Search the data below for the word "background" and copy each line that holds it.

— START Supplied records —

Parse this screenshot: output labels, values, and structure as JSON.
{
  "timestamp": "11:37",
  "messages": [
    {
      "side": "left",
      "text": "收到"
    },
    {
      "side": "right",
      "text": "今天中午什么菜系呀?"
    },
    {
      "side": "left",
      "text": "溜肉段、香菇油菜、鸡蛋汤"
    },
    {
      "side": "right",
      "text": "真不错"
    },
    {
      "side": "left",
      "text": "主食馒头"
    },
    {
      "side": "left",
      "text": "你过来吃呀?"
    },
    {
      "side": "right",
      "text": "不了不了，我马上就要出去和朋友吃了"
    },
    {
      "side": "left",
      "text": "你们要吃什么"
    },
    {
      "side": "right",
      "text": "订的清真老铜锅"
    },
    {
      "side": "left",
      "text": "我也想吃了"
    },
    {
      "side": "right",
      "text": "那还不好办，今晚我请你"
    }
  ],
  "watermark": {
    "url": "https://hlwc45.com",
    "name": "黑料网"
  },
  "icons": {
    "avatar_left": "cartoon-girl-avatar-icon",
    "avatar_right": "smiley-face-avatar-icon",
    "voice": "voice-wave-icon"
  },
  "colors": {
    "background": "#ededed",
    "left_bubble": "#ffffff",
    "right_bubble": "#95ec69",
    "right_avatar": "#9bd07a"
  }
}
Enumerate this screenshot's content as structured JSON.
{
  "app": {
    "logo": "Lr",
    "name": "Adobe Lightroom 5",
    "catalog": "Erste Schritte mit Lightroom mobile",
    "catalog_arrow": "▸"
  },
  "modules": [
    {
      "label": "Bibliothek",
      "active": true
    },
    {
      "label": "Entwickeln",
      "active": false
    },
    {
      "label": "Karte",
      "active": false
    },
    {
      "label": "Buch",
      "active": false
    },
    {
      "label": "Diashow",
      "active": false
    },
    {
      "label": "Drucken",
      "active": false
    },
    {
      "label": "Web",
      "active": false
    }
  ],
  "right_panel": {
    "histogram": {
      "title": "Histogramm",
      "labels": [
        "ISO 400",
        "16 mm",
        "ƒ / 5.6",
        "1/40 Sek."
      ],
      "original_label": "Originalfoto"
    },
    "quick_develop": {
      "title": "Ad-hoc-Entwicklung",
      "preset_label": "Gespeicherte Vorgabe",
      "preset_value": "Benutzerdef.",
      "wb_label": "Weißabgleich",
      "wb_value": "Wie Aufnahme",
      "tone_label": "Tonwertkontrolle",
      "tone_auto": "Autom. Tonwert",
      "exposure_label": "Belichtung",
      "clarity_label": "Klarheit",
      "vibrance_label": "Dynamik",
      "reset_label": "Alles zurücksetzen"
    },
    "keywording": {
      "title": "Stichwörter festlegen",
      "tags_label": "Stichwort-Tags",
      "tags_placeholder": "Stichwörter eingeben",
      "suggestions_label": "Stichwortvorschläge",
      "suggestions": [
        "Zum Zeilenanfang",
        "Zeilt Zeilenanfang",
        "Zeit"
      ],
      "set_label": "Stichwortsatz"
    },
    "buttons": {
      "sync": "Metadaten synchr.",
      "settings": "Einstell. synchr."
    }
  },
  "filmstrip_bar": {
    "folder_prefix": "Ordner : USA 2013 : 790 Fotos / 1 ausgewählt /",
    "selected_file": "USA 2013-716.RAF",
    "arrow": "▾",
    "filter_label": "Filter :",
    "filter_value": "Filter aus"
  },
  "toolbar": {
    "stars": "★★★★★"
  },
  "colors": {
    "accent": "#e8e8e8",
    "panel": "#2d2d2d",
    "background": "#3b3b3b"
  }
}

— END Supplied records —

* Output below:
    "background": "#ededed",
    "background": "#3b3b3b"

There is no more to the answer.